BEGIN Extracted information

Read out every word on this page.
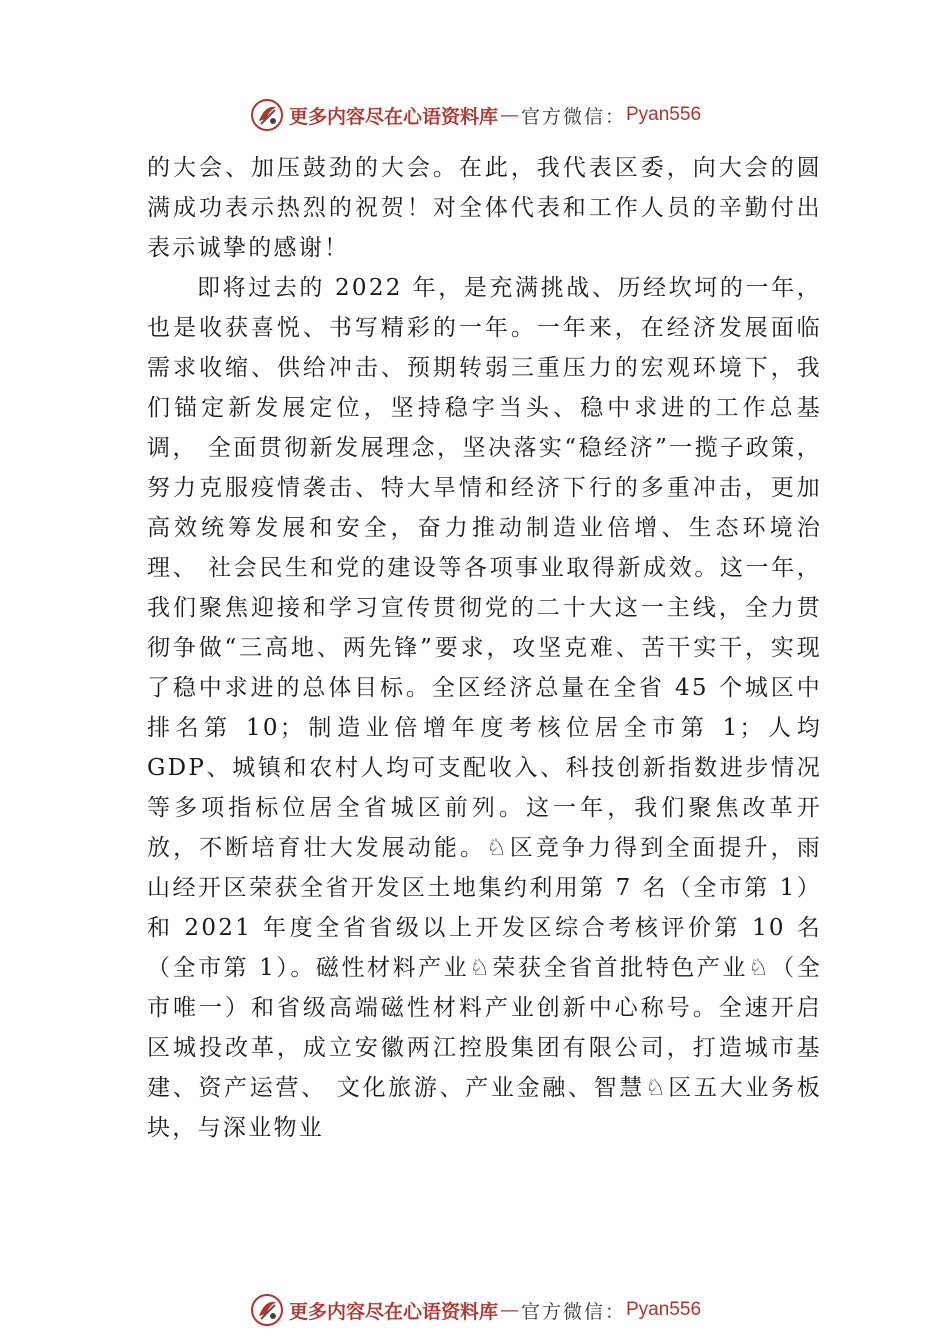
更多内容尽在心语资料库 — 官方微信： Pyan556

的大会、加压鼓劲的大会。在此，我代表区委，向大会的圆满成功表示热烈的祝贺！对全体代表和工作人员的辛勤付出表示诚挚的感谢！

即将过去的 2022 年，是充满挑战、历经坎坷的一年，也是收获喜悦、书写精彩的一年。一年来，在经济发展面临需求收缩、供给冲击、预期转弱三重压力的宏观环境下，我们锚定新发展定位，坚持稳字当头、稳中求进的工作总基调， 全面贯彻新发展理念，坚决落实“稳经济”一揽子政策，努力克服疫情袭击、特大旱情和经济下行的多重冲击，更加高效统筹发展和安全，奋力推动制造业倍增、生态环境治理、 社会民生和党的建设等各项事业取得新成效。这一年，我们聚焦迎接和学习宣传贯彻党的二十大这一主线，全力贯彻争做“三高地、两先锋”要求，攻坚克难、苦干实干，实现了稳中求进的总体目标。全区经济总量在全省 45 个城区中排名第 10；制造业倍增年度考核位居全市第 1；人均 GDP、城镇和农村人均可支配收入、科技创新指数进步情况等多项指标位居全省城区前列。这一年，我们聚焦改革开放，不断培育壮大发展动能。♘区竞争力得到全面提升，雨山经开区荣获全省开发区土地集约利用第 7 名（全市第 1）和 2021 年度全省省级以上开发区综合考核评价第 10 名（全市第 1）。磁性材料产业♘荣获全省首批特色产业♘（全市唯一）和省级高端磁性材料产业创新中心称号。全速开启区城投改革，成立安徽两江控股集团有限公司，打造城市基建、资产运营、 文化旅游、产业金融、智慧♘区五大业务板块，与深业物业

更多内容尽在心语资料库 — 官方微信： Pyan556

END Extracted information
BEGIN Extracted information

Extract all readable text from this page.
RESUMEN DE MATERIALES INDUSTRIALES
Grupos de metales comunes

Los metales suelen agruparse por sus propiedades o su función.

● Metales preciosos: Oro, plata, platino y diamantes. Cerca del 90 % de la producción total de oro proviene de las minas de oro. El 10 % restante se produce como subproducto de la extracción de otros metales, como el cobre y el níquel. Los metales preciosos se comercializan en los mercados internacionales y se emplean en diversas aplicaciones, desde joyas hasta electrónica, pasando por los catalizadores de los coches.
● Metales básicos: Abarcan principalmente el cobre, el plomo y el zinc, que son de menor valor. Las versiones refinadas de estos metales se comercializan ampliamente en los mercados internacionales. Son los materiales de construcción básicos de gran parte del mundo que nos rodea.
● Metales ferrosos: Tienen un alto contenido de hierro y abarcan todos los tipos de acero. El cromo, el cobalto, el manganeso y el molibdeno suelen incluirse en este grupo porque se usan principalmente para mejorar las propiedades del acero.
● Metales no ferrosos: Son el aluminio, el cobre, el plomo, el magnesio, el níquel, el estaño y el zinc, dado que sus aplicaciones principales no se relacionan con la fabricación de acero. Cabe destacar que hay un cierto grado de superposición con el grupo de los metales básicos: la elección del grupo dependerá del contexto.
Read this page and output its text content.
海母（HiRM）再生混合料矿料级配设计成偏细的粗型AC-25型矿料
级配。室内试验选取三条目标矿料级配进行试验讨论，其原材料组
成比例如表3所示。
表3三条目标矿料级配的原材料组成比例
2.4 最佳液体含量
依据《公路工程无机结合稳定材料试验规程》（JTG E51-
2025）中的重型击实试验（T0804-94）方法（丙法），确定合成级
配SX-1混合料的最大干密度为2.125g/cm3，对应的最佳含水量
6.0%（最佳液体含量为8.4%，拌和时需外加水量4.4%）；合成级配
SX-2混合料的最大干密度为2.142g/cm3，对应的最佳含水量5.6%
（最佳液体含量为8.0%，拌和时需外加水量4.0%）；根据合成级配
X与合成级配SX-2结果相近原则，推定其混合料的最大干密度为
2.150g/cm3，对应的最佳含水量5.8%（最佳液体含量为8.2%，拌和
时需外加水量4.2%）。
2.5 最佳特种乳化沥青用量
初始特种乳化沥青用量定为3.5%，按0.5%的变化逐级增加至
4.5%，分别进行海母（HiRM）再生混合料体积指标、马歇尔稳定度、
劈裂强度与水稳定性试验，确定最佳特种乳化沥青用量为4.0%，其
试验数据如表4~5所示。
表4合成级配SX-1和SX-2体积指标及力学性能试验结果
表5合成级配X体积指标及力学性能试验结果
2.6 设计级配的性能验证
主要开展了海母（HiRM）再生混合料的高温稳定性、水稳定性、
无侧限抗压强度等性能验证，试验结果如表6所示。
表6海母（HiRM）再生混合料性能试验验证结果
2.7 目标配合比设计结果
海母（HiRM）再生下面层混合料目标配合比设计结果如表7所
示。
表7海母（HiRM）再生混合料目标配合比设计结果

END Extracted information

Exercise objective: Return all lines containing the word "page".

Solution to the exercise:
Read out every word on this page.
Extract all readable text from this page.
Read this page and output its text content.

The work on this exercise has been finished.